À faire:
Pouvez-vous recopier telles quelles les lignes, du début jusqu'à la ligne contenant « svg-text:x: x: [397, 253, 404, 267] », cette dernière comprise ?

Données affichées:
+ + + + + + +

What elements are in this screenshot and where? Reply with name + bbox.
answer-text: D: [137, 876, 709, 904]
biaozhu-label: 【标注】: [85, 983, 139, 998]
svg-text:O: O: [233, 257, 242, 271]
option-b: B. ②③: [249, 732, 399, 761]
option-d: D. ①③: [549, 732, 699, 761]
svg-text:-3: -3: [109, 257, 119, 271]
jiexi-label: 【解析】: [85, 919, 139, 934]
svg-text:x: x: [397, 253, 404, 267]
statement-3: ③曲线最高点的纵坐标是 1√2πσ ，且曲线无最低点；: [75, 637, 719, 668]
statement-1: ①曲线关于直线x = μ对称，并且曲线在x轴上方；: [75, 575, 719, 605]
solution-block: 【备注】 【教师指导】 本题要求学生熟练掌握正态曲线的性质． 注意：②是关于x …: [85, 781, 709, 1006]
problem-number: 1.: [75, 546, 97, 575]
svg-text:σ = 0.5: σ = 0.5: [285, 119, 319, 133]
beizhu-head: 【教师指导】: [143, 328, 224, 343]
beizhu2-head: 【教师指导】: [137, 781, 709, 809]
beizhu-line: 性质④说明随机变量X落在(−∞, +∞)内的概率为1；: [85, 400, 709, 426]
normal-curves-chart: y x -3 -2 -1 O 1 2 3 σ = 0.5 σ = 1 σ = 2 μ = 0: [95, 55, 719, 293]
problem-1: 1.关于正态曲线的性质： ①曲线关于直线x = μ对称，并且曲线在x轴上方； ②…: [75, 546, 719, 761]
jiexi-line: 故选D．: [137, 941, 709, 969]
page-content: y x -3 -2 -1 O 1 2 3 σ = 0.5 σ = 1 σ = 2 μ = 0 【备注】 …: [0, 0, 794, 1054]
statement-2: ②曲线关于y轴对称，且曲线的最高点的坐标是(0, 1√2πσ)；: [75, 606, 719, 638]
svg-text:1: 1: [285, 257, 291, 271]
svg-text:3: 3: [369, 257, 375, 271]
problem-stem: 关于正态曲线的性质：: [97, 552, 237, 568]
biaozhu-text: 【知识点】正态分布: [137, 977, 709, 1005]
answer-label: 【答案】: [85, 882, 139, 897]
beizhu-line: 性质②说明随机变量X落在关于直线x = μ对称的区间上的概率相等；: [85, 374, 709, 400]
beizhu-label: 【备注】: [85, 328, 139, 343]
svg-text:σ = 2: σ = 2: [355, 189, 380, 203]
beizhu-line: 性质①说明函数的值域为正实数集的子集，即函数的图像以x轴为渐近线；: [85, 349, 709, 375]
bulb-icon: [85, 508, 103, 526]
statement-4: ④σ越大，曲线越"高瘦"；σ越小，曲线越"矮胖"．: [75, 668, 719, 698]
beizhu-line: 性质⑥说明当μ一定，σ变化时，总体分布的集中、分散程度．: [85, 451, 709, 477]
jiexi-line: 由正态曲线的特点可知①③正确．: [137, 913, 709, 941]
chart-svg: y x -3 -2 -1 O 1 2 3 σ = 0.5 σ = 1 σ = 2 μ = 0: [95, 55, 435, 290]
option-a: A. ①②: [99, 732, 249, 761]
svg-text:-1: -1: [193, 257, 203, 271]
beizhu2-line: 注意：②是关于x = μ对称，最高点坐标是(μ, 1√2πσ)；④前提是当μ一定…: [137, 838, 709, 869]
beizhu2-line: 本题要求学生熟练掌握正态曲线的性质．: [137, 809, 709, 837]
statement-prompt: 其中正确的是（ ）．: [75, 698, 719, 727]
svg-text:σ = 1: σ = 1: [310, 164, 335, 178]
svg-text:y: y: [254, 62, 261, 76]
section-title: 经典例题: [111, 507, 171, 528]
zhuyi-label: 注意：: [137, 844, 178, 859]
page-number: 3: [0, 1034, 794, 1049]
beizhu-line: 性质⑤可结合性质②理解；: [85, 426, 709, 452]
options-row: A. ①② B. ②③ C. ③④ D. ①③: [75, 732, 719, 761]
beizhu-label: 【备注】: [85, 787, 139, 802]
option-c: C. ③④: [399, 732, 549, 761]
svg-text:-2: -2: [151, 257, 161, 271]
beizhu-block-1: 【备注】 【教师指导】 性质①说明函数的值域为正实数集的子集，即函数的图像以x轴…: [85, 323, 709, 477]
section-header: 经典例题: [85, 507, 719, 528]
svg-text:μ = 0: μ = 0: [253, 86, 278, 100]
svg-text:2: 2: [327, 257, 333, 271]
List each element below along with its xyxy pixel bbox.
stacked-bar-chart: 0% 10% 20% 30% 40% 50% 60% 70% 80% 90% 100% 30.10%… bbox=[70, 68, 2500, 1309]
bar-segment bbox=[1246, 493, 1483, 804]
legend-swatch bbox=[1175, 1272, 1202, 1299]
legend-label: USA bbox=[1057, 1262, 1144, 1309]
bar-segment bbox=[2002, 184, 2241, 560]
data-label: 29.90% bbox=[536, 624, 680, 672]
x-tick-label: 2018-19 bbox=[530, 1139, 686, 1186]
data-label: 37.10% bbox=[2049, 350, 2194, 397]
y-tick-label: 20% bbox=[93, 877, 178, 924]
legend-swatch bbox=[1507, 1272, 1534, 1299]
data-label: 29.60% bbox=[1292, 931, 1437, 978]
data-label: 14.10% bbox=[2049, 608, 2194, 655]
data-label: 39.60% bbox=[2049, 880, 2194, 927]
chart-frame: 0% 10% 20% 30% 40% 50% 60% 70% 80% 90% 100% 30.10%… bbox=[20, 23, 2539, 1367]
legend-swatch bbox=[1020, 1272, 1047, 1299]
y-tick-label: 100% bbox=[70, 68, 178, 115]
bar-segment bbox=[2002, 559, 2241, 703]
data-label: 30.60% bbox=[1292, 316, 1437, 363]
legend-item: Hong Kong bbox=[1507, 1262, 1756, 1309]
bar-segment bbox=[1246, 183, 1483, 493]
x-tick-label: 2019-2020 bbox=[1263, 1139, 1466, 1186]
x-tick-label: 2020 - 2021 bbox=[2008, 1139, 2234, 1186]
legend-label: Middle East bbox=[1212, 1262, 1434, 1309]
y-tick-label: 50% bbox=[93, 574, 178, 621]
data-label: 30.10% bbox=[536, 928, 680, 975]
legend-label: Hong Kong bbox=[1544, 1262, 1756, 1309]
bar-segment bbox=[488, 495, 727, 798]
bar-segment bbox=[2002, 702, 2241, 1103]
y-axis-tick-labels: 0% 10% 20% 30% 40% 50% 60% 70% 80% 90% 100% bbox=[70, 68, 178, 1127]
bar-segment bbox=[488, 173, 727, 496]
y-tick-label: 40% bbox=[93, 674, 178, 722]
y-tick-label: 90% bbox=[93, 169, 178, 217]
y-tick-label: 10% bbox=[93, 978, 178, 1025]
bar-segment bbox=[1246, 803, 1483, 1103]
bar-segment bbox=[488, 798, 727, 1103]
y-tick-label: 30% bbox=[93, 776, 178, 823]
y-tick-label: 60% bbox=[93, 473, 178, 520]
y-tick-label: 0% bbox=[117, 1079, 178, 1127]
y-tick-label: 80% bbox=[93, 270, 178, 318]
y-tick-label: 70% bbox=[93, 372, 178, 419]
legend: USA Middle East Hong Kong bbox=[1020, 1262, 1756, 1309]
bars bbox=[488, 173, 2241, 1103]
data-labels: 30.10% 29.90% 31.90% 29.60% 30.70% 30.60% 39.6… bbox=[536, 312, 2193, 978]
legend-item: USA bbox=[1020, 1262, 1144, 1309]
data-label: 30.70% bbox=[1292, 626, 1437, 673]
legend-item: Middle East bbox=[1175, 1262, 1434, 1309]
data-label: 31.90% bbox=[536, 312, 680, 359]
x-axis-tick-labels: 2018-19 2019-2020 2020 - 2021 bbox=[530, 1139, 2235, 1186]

+ + + + + + +

Résultat attendu:
What elements are in this screenshot and where? Reply with name + bbox.
answer-text: D: [137, 876, 709, 904]
biaozhu-label: 【标注】: [85, 983, 139, 998]
svg-text:O: O: [233, 257, 242, 271]
option-b: B. ②③: [249, 732, 399, 761]
option-d: D. ①③: [549, 732, 699, 761]
svg-text:-3: -3: [109, 257, 119, 271]
jiexi-label: 【解析】: [85, 919, 139, 934]
svg-text:x: x: [397, 253, 404, 267]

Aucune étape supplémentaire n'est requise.